---------- Input data ----------

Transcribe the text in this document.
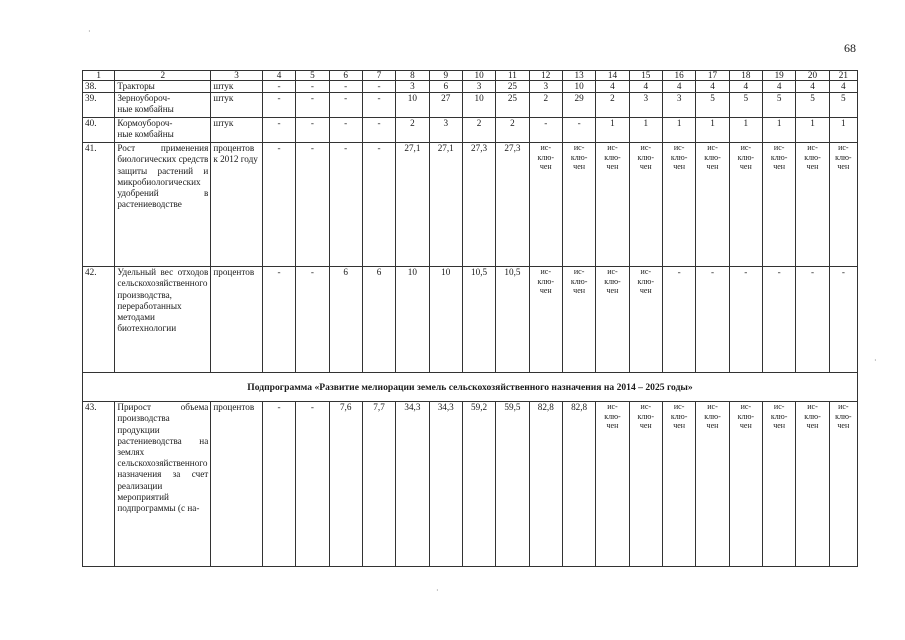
68
·
·
·
1	2	3	4	5	6	7	8	9	10	11	12	13	14	15	16	17	18	19	20	21
38.	Тракторы	штук	-	-	-	-	3	6	3	25	3	10	4	4	4	4	4	4	4	4
39.	Зерноубороч-
ные комбайны	штук	-	-	-	-	10	27	10	25	2	29	2	3	3	5	5	5	5	5
40.	Кормоубороч-
ные комбайны	штук	-	-	-	-	2	3	2	2	-	-	1	1	1	1	1	1	1	1
41.	Рост применения биологических средств защиты растений и микробиологических удобрений в растениеводстве	процентов к 2012 году	-	-	-	-	27,1	27,1	27,3	27,3	ис-
клю-
чен	ис-
клю-
чен	ис-
клю-
чен	ис-
клю-
чен	ис-
клю-
чен	ис-
клю-
чен	ис-
клю-
чен	ис-
клю-
чен	ис-
клю-
чен	ис-
клю-
чен
42.	Удельный вес отходов сельскохозяйственного производства, переработанных методами биотехнологии	процентов	-	-	6	6	10	10	10,5	10,5	ис-
клю-
чен	ис-
клю-
чен	ис-
клю-
чен	ис-
клю-
чен	-	-	-	-	-	-
Подпрограмма «Развитие мелиорации земель сельскохозяйственного назначения на 2014 – 2025 годы»																				
43.	Прирост объема производства продукции растениеводства на землях сельскохозяйственного назначения за счет реализации мероприятий подпрограммы (с на-	процентов	-	-	7,6	7,7	34,3	34,3	59,2	59,5	82,8	82,8	ис-
клю-
чен	ис-
клю-
чен	ис-
клю-
чен	ис-
клю-
чен	ис-
клю-
чен	ис-
клю-
чен	ис-
клю-
чен	ис-
клю-
чен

----------

**Directions for this task**
Work out the number of lines in this listing that include the word "комбайны". Reply with that number only.

**Task response**
2